■ Task 1
Copy the passage of the Apache Kafka overview from "What is Apache" to "process them independently." without changes.
■ Task 2
Continue the Apache Kafka overview from the point where it stops.

■ Page text
····················

What is Apache Kafka?
Apache Kafka is an open-source, distributed event streaming platform developed by LinkedIn and later open-sourced in 2011. It is primarily used for building real-time data pipelines and streaming applications. Kafka uses a publish-subscribe model and provides a durable messaging system that is highly scalable and fault-tolerant.
Key Characteristics:
- Asynchronous Communication: Multiple producers can send data to a topic while multiple consumers subscribe and consume data independently.
- Durability: Messages are stored on disk with a configurable time-to-live (TTL), allowing multiple consumers to process them independently.
- Ordering and Fault Tolerance: Kafka preserves the order of messages within a partition and replicates data across brokers.
Real-World Example:
In an e-commerce application:
- A payment service produces transaction records.

····················

■ Supplied information
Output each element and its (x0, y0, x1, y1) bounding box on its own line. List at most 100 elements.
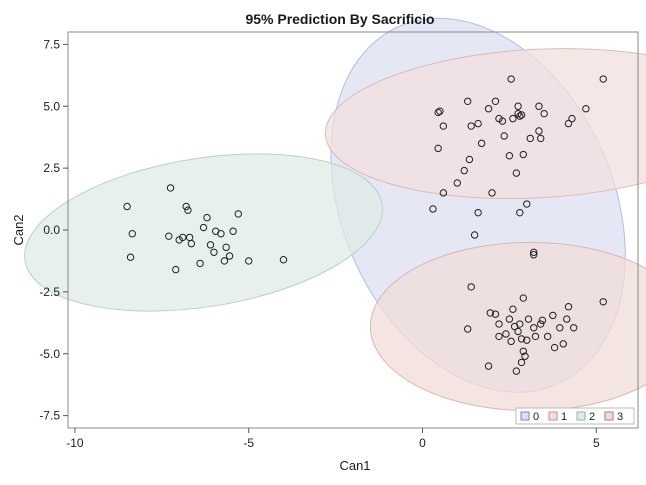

····················

■ Exercise answer 1
What is Apache Kafka?
Apache Kafka is an open-source, distributed event streaming platform developed by LinkedIn and later open-sourced in 2011. It is primarily used for building real-time data pipelines and streaming applications. Kafka uses a publish-subscribe model and provides a durable messaging system that is highly scalable and fault-tolerant.
Key Characteristics:
- Asynchronous Communication: Multiple producers can send data to a topic while multiple consumers subscribe and consume data independently.
- Durability: Messages are stored on disk with a configurable time-to-live (TTL), allowing multiple consumers to process them independently.

■ Exercise answer 2
- A fraud detection service and a notification service consume the same topic to take appropriate actions (e.g., alerting or flagging transactions).
Kafka Architecture Overview
Kafka’s architecture revolves around a clustered environment composed of the following components:
1. Kafka Cluster
- A Kafka cluster consists of multiple Kafka Brokers (servers) managed centrally.
2. Kafka Broker
- A broker is responsible for storing data, handling producer and consumer requests, and replicating messages.
- One broker acts as the leader for a partition, while others act as followers.
3. Topics
- A topic is a logical channel to which records are published.
- Topics are split into multiple partitions to enable scalability.
4. Partitions
- Each partition is a sequence of records ordered and immutable.
- Kafka replicates partitions to ensure data availability.
Diagram: Kafka Topic Partitioning
+-------------+ +-------------+
Producer --> | Partition 0 | <-- | Consumer |
+-------------+ +-------------+
Producer --> | Partition 1 | <-- | Consumer |
+-------------+ +-------------+
5. Offset
- An offset is a unique ID for each message in a partition.
- Kafka uses offsets to track how much of the log a consumer has read.
6. Producers
- Producers create a ProducerRecord specifying:
- Topic (mandatory)
- Message content (mandatory)
- Partition, Key, Headers (optional)
7. Consumers
- Consumers subscribe to topics, process messages, and commit offsets.
- They may belong to Consumer Groups to distribute load.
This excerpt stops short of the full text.